Recorded data:
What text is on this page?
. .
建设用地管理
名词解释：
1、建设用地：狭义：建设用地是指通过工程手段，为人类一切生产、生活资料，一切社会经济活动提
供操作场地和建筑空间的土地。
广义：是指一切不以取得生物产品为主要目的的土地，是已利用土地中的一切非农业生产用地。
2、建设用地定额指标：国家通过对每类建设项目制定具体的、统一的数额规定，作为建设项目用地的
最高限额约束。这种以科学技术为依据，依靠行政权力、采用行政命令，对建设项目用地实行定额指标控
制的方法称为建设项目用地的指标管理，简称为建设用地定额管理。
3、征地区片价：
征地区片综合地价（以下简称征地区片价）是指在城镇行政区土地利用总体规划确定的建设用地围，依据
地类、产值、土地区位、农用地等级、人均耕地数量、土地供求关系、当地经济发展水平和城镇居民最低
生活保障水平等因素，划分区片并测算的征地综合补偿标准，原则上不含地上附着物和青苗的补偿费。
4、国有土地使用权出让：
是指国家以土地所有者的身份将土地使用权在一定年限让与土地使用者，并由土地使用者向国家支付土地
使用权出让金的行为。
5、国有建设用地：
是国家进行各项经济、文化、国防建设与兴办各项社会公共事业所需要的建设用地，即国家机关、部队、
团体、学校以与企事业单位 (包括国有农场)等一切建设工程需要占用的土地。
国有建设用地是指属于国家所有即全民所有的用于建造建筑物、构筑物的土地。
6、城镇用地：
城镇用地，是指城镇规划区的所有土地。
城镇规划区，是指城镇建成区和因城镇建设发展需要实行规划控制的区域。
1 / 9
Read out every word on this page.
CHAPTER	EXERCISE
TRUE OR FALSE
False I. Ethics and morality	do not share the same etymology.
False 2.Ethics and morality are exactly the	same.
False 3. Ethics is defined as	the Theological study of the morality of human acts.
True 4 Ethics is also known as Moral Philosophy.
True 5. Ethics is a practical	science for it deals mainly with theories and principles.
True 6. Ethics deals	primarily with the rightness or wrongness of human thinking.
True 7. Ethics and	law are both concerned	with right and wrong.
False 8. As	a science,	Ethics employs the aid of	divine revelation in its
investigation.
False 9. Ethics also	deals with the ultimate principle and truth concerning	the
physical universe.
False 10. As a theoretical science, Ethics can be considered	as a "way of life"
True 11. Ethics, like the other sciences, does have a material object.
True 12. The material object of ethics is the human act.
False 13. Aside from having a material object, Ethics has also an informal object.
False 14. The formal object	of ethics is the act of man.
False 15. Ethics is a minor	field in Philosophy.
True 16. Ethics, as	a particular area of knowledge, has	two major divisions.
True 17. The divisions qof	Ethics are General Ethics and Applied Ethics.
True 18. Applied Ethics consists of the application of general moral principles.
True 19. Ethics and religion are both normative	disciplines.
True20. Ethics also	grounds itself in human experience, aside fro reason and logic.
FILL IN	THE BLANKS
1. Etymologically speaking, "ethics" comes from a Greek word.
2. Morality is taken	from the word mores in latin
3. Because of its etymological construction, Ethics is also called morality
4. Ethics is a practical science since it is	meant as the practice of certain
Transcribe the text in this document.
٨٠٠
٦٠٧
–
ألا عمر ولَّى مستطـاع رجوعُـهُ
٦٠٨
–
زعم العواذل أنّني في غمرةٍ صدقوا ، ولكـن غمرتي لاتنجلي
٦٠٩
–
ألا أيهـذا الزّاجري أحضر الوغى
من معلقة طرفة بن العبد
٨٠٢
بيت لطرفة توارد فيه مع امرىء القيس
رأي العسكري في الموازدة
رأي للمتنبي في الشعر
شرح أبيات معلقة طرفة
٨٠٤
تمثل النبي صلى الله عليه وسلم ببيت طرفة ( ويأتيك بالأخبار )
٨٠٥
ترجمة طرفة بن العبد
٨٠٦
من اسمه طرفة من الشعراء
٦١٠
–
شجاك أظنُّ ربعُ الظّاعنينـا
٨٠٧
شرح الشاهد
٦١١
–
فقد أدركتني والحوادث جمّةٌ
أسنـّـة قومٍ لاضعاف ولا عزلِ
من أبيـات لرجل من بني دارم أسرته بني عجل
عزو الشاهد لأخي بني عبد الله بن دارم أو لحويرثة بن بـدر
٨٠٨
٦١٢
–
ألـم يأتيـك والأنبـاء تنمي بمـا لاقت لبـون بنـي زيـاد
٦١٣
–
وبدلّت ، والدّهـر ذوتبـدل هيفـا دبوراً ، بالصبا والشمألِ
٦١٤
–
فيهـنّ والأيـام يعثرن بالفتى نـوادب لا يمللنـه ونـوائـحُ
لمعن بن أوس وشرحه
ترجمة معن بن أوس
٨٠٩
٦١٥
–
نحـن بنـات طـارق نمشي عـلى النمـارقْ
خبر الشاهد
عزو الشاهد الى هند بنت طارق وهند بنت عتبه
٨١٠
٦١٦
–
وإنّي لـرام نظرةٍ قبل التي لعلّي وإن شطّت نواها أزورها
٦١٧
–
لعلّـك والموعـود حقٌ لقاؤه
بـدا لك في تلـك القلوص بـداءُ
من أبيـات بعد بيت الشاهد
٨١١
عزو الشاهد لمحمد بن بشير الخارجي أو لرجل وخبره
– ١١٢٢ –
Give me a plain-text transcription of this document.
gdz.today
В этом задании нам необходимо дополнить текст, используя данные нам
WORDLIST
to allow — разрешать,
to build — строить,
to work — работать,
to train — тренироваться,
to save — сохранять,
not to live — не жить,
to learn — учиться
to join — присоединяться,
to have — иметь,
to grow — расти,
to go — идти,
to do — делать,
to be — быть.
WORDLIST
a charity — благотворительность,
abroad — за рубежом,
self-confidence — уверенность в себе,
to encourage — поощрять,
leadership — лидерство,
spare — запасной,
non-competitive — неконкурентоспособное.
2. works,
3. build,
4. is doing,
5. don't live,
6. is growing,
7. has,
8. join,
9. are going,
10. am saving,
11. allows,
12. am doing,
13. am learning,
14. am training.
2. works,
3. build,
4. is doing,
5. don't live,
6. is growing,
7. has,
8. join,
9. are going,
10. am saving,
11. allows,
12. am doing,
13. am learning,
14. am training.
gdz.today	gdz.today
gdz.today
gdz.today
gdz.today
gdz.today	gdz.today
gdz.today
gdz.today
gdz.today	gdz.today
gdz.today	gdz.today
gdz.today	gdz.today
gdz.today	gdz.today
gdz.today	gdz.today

▸ Goal: Copy down the whole of the data above, matching it exactly.

▸ The solution:
What text is on this page?
. .
建设用地管理
名词解释：
1、建设用地：狭义：建设用地是指通过工程手段，为人类一切生产、生活资料，一切社会经济活动提
供操作场地和建筑空间的土地。
广义：是指一切不以取得生物产品为主要目的的土地，是已利用土地中的一切非农业生产用地。
2、建设用地定额指标：国家通过对每类建设项目制定具体的、统一的数额规定，作为建设项目用地的
最高限额约束。这种以科学技术为依据，依靠行政权力、采用行政命令，对建设项目用地实行定额指标控
制的方法称为建设项目用地的指标管理，简称为建设用地定额管理。
3、征地区片价：
征地区片综合地价（以下简称征地区片价）是指在城镇行政区土地利用总体规划确定的建设用地围，依据
地类、产值、土地区位、农用地等级、人均耕地数量、土地供求关系、当地经济发展水平和城镇居民最低
生活保障水平等因素，划分区片并测算的征地综合补偿标准，原则上不含地上附着物和青苗的补偿费。
4、国有土地使用权出让：
是指国家以土地所有者的身份将土地使用权在一定年限让与土地使用者，并由土地使用者向国家支付土地
使用权出让金的行为。
5、国有建设用地：
是国家进行各项经济、文化、国防建设与兴办各项社会公共事业所需要的建设用地，即国家机关、部队、
团体、学校以与企事业单位 (包括国有农场)等一切建设工程需要占用的土地。
国有建设用地是指属于国家所有即全民所有的用于建造建筑物、构筑物的土地。
6、城镇用地：
城镇用地，是指城镇规划区的所有土地。
城镇规划区，是指城镇建成区和因城镇建设发展需要实行规划控制的区域。
1 / 9
Read out every word on this page.
CHAPTER	EXERCISE
TRUE OR FALSE
False I. Ethics and morality	do not share the same etymology.
False 2.Ethics and morality are exactly the	same.
False 3. Ethics is defined as	the Theological study of the morality of human acts.
True 4 Ethics is also known as Moral Philosophy.
True 5. Ethics is a practical	science for it deals mainly with theories and principles.
True 6. Ethics deals	primarily with the rightness or wrongness of human thinking.
True 7. Ethics and	law are both concerned	with right and wrong.
False 8. As	a science,	Ethics employs the aid of	divine revelation in its
investigation.
False 9. Ethics also	deals with the ultimate principle and truth concerning	the
physical universe.
False 10. As a theoretical science, Ethics can be considered	as a "way of life"
True 11. Ethics, like the other sciences, does have a material object.
True 12. The material object of ethics is the human act.
False 13. Aside from having a material object, Ethics has also an informal object.
False 14. The formal object	of ethics is the act of man.
False 15. Ethics is a minor	field in Philosophy.
True 16. Ethics, as	a particular area of knowledge, has	two major divisions.
True 17. The divisions qof	Ethics are General Ethics and Applied Ethics.
True 18. Applied Ethics consists of the application of general moral principles.
True 19. Ethics and religion are both normative	disciplines.
True20. Ethics also	grounds itself in human experience, aside fro reason and logic.
FILL IN	THE BLANKS
1. Etymologically speaking, "ethics" comes from a Greek word.
2. Morality is taken	from the word mores in latin
3. Because of its etymological construction, Ethics is also called morality
4. Ethics is a practical science since it is	meant as the practice of certain
Transcribe the text in this document.
٨٠٠
٦٠٧
–
ألا عمر ولَّى مستطـاع رجوعُـهُ
٦٠٨
–
زعم العواذل أنّني في غمرةٍ صدقوا ، ولكـن غمرتي لاتنجلي
٦٠٩
–
ألا أيهـذا الزّاجري أحضر الوغى
من معلقة طرفة بن العبد
٨٠٢
بيت لطرفة توارد فيه مع امرىء القيس
رأي العسكري في الموازدة
رأي للمتنبي في الشعر
شرح أبيات معلقة طرفة
٨٠٤
تمثل النبي صلى الله عليه وسلم ببيت طرفة ( ويأتيك بالأخبار )
٨٠٥
ترجمة طرفة بن العبد
٨٠٦
من اسمه طرفة من الشعراء
٦١٠
–
شجاك أظنُّ ربعُ الظّاعنينـا
٨٠٧
شرح الشاهد
٦١١
–
فقد أدركتني والحوادث جمّةٌ
أسنـّـة قومٍ لاضعاف ولا عزلِ
من أبيـات لرجل من بني دارم أسرته بني عجل
عزو الشاهد لأخي بني عبد الله بن دارم أو لحويرثة بن بـدر
٨٠٨
٦١٢
–
ألـم يأتيـك والأنبـاء تنمي بمـا لاقت لبـون بنـي زيـاد
٦١٣
–
وبدلّت ، والدّهـر ذوتبـدل هيفـا دبوراً ، بالصبا والشمألِ
٦١٤
–
فيهـنّ والأيـام يعثرن بالفتى نـوادب لا يمللنـه ونـوائـحُ
لمعن بن أوس وشرحه
ترجمة معن بن أوس
٨٠٩
٦١٥
–
نحـن بنـات طـارق نمشي عـلى النمـارقْ
خبر الشاهد
عزو الشاهد الى هند بنت طارق وهند بنت عتبه
٨١٠
٦١٦
–
وإنّي لـرام نظرةٍ قبل التي لعلّي وإن شطّت نواها أزورها
٦١٧
–
لعلّـك والموعـود حقٌ لقاؤه
بـدا لك في تلـك القلوص بـداءُ
من أبيـات بعد بيت الشاهد
٨١١
عزو الشاهد لمحمد بن بشير الخارجي أو لرجل وخبره
– ١١٢٢ –
Give me a plain-text transcription of this document.
gdz.today
В этом задании нам необходимо дополнить текст, используя данные нам
WORDLIST
to allow — разрешать,
to build — строить,
to work — работать,
to train — тренироваться,
to save — сохранять,
not to live — не жить,
to learn — учиться
to join — присоединяться,
to have — иметь,
to grow — расти,
to go — идти,
to do — делать,
to be — быть.
WORDLIST
a charity — благотворительность,
abroad — за рубежом,
self-confidence — уверенность в себе,
to encourage — поощрять,
leadership — лидерство,
spare — запасной,
non-competitive — неконкурентоспособное.
2. works,
3. build,
4. is doing,
5. don't live,
6. is growing,
7. has,
8. join,
9. are going,
10. am saving,
11. allows,
12. am doing,
13. am learning,
14. am training.
2. works,
3. build,
4. is doing,
5. don't live,
6. is growing,
7. has,
8. join,
9. are going,
10. am saving,
11. allows,
12. am doing,
13. am learning,
14. am training.
gdz.today	gdz.today
gdz.today
gdz.today
gdz.today
gdz.today	gdz.today
gdz.today
gdz.today
gdz.today	gdz.today
gdz.today	gdz.today
gdz.today	gdz.today
gdz.today	gdz.today
gdz.today	gdz.today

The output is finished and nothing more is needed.